— Aim of the exercise —
Transcribe all of the material below word for word and leave out its pictures.

— Record set —
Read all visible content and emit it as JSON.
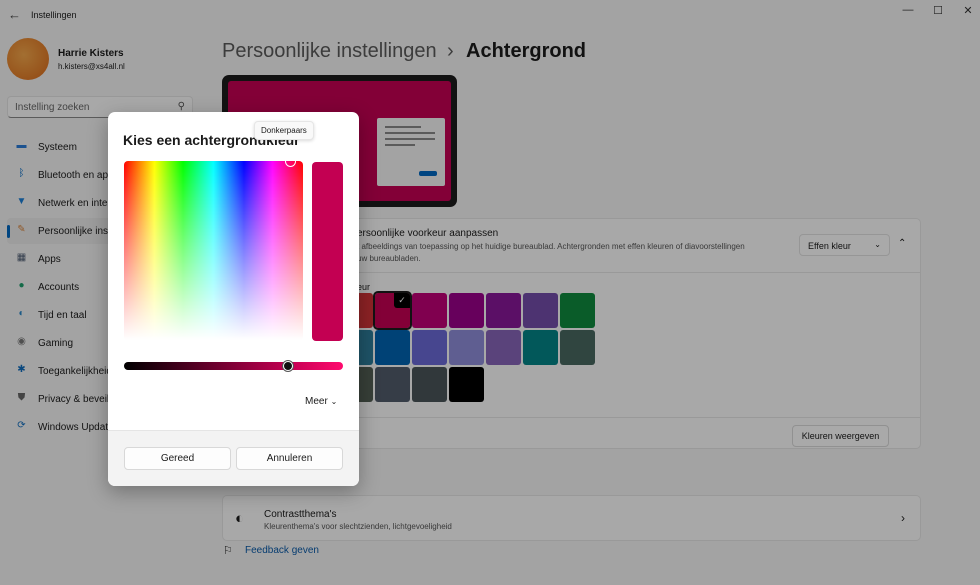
{
  "window": {
    "title": "Instellingen",
    "controls": [
      "—",
      "☐",
      "✕"
    ]
  },
  "user": {
    "name": "Harrie Kisters",
    "email": "h.kisters@xs4all.nl"
  },
  "search": {
    "placeholder": "Instelling zoeken"
  },
  "sidebar": {
    "items": [
      {
        "label": "Systeem",
        "icon": "monitor-icon",
        "glyph": "▬",
        "color": "#2b7bd5"
      },
      {
        "label": "Bluetooth en ap",
        "icon": "bluetooth-icon",
        "glyph": "ᛒ",
        "color": "#0067c0"
      },
      {
        "label": "Netwerk en inte",
        "icon": "wifi-icon",
        "glyph": "▼",
        "color": "#1d7fd6"
      },
      {
        "label": "Persoonlijke inst",
        "icon": "brush-icon",
        "glyph": "✎",
        "color": "#d8843c",
        "selected": true
      },
      {
        "label": "Apps",
        "icon": "apps-icon",
        "glyph": "▦",
        "color": "#4c5b72"
      },
      {
        "label": "Accounts",
        "icon": "person-icon",
        "glyph": "●",
        "color": "#1f9e6c"
      },
      {
        "label": "Tijd en taal",
        "icon": "globe-clock-icon",
        "glyph": "◐",
        "color": "#2a86c8"
      },
      {
        "label": "Gaming",
        "icon": "gamepad-icon",
        "glyph": "◉",
        "color": "#777"
      },
      {
        "label": "Toegankelijkheid",
        "icon": "accessibility-icon",
        "glyph": "✱",
        "color": "#0f6cbd"
      },
      {
        "label": "Privacy & beveil",
        "icon": "shield-icon",
        "glyph": "⛊",
        "color": "#666"
      },
      {
        "label": "Windows Updat",
        "icon": "update-icon",
        "glyph": "⟳",
        "color": "#0f6cbd"
      }
    ]
  },
  "breadcrumb": {
    "parent": "Persoonlijke instellingen",
    "separator": "›",
    "current": "Achtergrond"
  },
  "accent": "#c30052",
  "background_card": {
    "title": "Uw achtergrond aan uw persoonlijke voorkeur aanpassen",
    "title_visible": "ersoonlijke voorkeur aanpassen",
    "description_visible": "t afbeeldings van toepassing op het huidige bureaublad. Achtergronden met effen kleuren of diavoorstellingen",
    "description_visible_2": "uw bureaubladen.",
    "dropdown_value": "Effen kleur",
    "colors_label_visible": "eur",
    "swatches": [
      [
        "#d13438",
        "#c30052",
        "#bf0077",
        "#9a0089",
        "#881798",
        "#744da9",
        "#10893e"
      ],
      [
        "#2d7d9a",
        "#0063b1",
        "#6b69d6",
        "#8e8cd8",
        "#8764b8",
        "#038387",
        "#486860"
      ],
      [
        "#525e54",
        "#515c6b",
        "#4a5459",
        "#000000"
      ]
    ],
    "selected_swatch": "#c30052",
    "custom_button": "Kleuren weergeven"
  },
  "contrast": {
    "title": "Contrastthema's",
    "subtitle": "Kleurenthema's voor slechtzienden, lichtgevoeligheid"
  },
  "feedback": "Feedback geven",
  "dialog": {
    "title": "Kies een achtergrondkleur",
    "tooltip": "Donkerpaars",
    "selected_color": "#c30052",
    "brightness_percent": 75,
    "more": "Meer",
    "ok": "Gereed",
    "cancel": "Annuleren"
  }
}
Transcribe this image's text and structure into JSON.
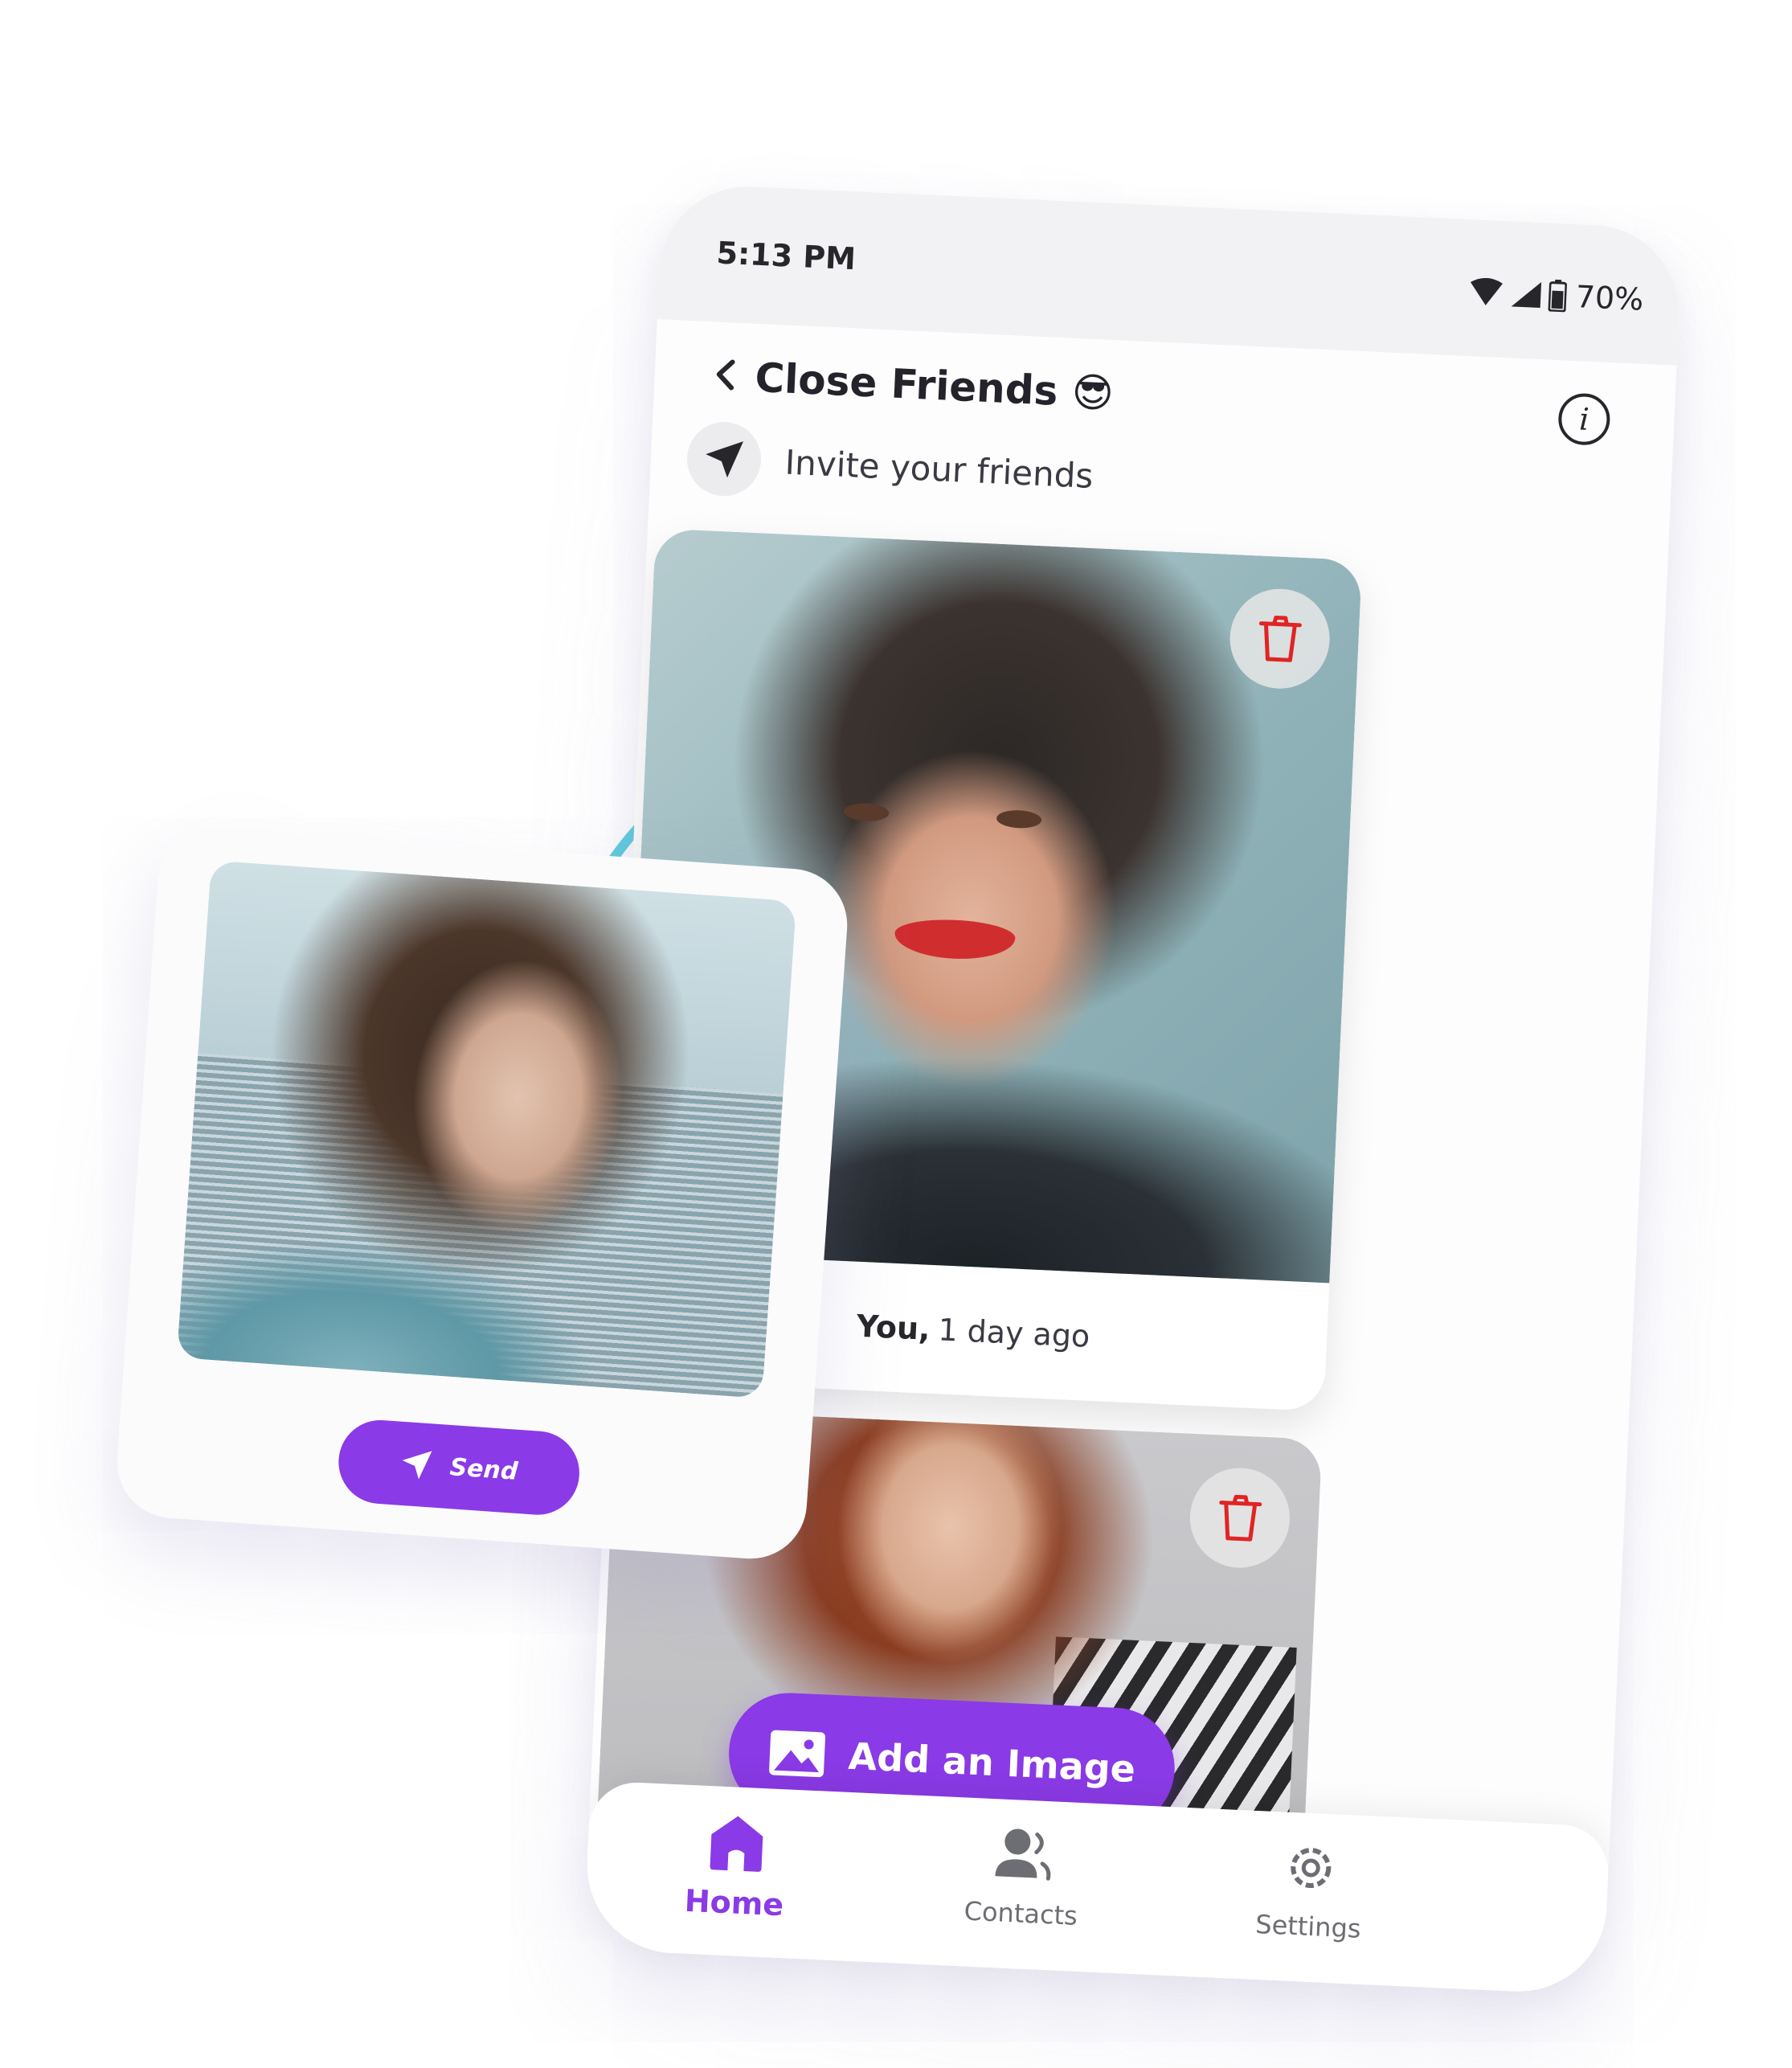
{
  "status_bar": {
    "time": "5:13 PM",
    "battery": "70%",
    "icons": [
      "wifi-icon",
      "signal-icon",
      "battery-icon"
    ]
  },
  "header": {
    "title": "Close Friends 😎",
    "back_icon": "chevron-left-icon",
    "info_icon": "info-icon"
  },
  "invite": {
    "label": "Invite your friends",
    "icon": "send-arrow-icon"
  },
  "posts": [
    {
      "author": "You,",
      "time": "1 day ago",
      "delete_icon": "trash-icon"
    },
    {
      "delete_icon": "trash-icon"
    }
  ],
  "add_image": {
    "label": "Add an Image",
    "icon": "image-icon"
  },
  "nav": [
    {
      "label": "Home",
      "icon": "home-icon",
      "active": true
    },
    {
      "label": "Contacts",
      "icon": "contacts-icon",
      "active": false
    },
    {
      "label": "Settings",
      "icon": "gear-icon",
      "active": false
    }
  ],
  "floating_card": {
    "send_label": "Send",
    "send_icon": "send-icon"
  },
  "colors": {
    "accent": "#8a3ae6",
    "danger": "#e02424",
    "arrow": "#5ccfe0"
  }
}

— Solution —
Read all visible content and emit it as JSON.
{
  "window": {
    "title": "Instellingen",
    "controls": [
      "—",
      "☐",
      "✕"
    ]
  },
  "user": {
    "name": "Harrie Kisters",
    "email": "h.kisters@xs4all.nl"
  },
  "search": {
    "placeholder": "Instelling zoeken"
  },
  "sidebar": {
    "items": [
      {
        "label": "Systeem",
        "icon": "monitor-icon",
        "glyph": "▬",
        "color": "#2b7bd5"
      },
      {
        "label": "Bluetooth en ap",
        "icon": "bluetooth-icon",
        "glyph": "ᛒ",
        "color": "#0067c0"
      },
      {
        "label": "Netwerk en inte",
        "icon": "wifi-icon",
        "glyph": "▼",
        "color": "#1d7fd6"
      },
      {
        "label": "Persoonlijke inst",
        "icon": "brush-icon",
        "glyph": "✎",
        "color": "#d8843c",
        "selected": true
      },
      {
        "label": "Apps",
        "icon": "apps-icon",
        "glyph": "▦",
        "color": "#4c5b72"
      },
      {
        "label": "Accounts",
        "icon": "person-icon",
        "glyph": "●",
        "color": "#1f9e6c"
      },
      {
        "label": "Tijd en taal",
        "icon": "globe-clock-icon",
        "glyph": "◐",
        "color": "#2a86c8"
      },
      {
        "label": "Gaming",
        "icon": "gamepad-icon",
        "glyph": "◉",
        "color": "#777"
      },
      {
        "label": "Toegankelijkheid",
        "icon": "accessibility-icon",
        "glyph": "✱",
        "color": "#0f6cbd"
      },
      {
        "label": "Privacy & beveil",
        "icon": "shield-icon",
        "glyph": "⛊",
        "color": "#666"
      },
      {
        "label": "Windows Updat",
        "icon": "update-icon",
        "glyph": "⟳",
        "color": "#0f6cbd"
      }
    ]
  },
  "breadcrumb": {
    "parent": "Persoonlijke instellingen",
    "separator": "›",
    "current": "Achtergrond"
  },
  "accent": "#c30052",
  "background_card": {
    "title": "Uw achtergrond aan uw persoonlijke voorkeur aanpassen",
    "title_visible": "ersoonlijke voorkeur aanpassen",
    "description_visible": "t afbeeldings van toepassing op het huidige bureaublad. Achtergronden met effen kleuren of diavoorstellingen",
    "description_visible_2": "uw bureaubladen.",
    "dropdown_value": "Effen kleur",
    "colors_label_visible": "eur",
    "swatches": [
      [
        "#d13438",
        "#c30052",
        "#bf0077",
        "#9a0089",
        "#881798",
        "#744da9",
        "#10893e"
      ],
      [
        "#2d7d9a",
        "#0063b1",
        "#6b69d6",
        "#8e8cd8",
        "#8764b8",
        "#038387",
        "#486860"
      ],
      [
        "#525e54",
        "#515c6b",
        "#4a5459",
        "#000000"
      ]
    ],
    "selected_swatch": "#c30052",
    "custom_button": "Kleuren weergeven"
  },
  "contrast": {
    "title": "Contrastthema's",
    "subtitle": "Kleurenthema's voor slechtzienden, lichtgevoeligheid"
  },
  "feedback": "Feedback geven",
  "dialog": {
    "title": "Kies een achtergrondkleur",
    "tooltip": "Donkerpaars",
    "selected_color": "#c30052",
    "brightness_percent": 75,
    "more": "Meer",
    "ok": "Gereed",
    "cancel": "Annuleren"
  }
}
Transcribe this image's text and structure into JSON.
{
  "status_bar": {
    "time": "5:13 PM",
    "battery": "70%",
    "icons": [
      "wifi-icon",
      "signal-icon",
      "battery-icon"
    ]
  },
  "header": {
    "title": "Close Friends 😎",
    "back_icon": "chevron-left-icon",
    "info_icon": "info-icon"
  },
  "invite": {
    "label": "Invite your friends",
    "icon": "send-arrow-icon"
  },
  "posts": [
    {
      "author": "You,",
      "time": "1 day ago",
      "delete_icon": "trash-icon"
    },
    {
      "delete_icon": "trash-icon"
    }
  ],
  "add_image": {
    "label": "Add an Image",
    "icon": "image-icon"
  },
  "nav": [
    {
      "label": "Home",
      "icon": "home-icon",
      "active": true
    },
    {
      "label": "Contacts",
      "icon": "contacts-icon",
      "active": false
    },
    {
      "label": "Settings",
      "icon": "gear-icon",
      "active": false
    }
  ],
  "floating_card": {
    "send_label": "Send",
    "send_icon": "send-icon"
  },
  "colors": {
    "accent": "#8a3ae6",
    "danger": "#e02424",
    "arrow": "#5ccfe0"
  }
}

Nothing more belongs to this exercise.